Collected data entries
— Begin —
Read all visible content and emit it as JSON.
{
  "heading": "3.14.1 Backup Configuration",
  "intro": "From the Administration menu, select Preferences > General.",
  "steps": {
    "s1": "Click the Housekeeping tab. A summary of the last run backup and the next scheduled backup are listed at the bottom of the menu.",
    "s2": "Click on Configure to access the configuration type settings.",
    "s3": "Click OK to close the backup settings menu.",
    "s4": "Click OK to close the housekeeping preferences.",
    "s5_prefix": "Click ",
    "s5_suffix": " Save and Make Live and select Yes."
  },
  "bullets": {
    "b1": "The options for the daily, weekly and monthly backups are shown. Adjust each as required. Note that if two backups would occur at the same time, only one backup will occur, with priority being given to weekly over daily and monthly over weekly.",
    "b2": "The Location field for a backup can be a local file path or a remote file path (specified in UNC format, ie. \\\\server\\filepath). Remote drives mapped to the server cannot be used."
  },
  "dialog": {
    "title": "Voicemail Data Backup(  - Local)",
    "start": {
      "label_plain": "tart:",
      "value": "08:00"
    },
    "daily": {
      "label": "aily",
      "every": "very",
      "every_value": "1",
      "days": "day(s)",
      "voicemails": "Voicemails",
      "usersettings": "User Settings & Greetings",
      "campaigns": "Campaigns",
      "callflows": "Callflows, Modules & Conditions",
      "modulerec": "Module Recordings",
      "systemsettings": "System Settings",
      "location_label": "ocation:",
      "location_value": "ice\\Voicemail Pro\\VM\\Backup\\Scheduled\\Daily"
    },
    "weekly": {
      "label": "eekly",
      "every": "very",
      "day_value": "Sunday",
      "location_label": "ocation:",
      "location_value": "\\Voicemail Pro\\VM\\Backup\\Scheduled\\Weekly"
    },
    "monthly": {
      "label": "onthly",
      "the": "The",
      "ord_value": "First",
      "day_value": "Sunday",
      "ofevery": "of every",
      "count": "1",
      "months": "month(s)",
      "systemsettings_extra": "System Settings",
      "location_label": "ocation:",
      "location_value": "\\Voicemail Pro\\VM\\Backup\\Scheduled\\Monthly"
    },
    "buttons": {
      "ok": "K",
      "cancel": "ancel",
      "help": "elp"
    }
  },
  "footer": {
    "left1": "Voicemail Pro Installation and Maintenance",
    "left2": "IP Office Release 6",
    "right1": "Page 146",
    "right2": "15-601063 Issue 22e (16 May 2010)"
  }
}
— End —
Set exercise: Take every line containing the word "select" and copy it.

Reply to the task:
  "intro": "From the Administration menu, select Preferences > General.",
    "s5_suffix": " Save and Make Live and select Yes."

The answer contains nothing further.